◆ EXERCISE DIRECTIONS ◆
For every line in the data below that contains "تقصیر", copy the line.

** START OF SOURCE MATERIAL **

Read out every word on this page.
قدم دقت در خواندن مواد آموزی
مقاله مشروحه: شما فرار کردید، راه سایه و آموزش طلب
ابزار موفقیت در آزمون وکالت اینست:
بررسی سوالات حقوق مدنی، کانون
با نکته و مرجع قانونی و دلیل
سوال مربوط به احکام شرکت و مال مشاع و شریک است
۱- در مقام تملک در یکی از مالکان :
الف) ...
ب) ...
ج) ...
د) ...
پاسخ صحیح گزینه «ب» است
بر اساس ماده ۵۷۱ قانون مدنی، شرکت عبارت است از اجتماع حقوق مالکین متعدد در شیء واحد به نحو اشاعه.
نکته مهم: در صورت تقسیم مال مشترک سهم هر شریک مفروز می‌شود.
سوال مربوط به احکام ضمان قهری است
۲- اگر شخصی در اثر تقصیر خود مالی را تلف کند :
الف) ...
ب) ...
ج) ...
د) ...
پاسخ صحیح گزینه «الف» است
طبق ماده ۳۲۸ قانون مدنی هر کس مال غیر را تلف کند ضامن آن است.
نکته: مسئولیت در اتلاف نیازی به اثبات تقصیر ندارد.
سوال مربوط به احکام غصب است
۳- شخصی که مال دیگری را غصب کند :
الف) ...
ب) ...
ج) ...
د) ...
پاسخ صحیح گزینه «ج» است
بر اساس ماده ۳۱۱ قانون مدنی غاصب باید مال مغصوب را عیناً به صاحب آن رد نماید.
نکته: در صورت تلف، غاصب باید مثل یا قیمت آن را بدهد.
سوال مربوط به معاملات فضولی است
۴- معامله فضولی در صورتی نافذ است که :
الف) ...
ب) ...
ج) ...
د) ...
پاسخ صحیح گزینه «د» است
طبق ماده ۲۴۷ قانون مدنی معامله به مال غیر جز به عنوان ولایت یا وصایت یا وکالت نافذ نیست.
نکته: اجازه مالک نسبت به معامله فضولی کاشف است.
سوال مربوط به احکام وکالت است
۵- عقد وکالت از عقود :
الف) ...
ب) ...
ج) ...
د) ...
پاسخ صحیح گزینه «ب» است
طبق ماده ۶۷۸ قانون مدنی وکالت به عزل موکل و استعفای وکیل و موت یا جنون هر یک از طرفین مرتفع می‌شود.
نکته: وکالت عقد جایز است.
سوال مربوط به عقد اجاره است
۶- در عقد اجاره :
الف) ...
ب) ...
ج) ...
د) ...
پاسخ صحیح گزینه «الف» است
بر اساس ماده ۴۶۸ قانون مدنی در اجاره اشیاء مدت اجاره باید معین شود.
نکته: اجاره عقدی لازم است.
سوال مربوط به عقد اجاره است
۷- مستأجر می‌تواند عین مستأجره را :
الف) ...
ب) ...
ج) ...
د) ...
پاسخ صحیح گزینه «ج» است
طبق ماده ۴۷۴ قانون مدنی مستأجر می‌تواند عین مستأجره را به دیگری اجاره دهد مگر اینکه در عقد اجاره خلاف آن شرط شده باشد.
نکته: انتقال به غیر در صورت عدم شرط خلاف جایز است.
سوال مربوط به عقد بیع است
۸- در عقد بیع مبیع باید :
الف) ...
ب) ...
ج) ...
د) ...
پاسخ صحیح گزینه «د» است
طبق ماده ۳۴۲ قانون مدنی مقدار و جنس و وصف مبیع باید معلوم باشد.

** END OF SOURCE MATERIAL **

◆ WRITTEN SOLUTION ◆
۲- اگر شخصی در اثر تقصیر خود مالی را تلف کند :
نکته: مسئولیت در اتلاف نیازی به اثبات تقصیر ندارد.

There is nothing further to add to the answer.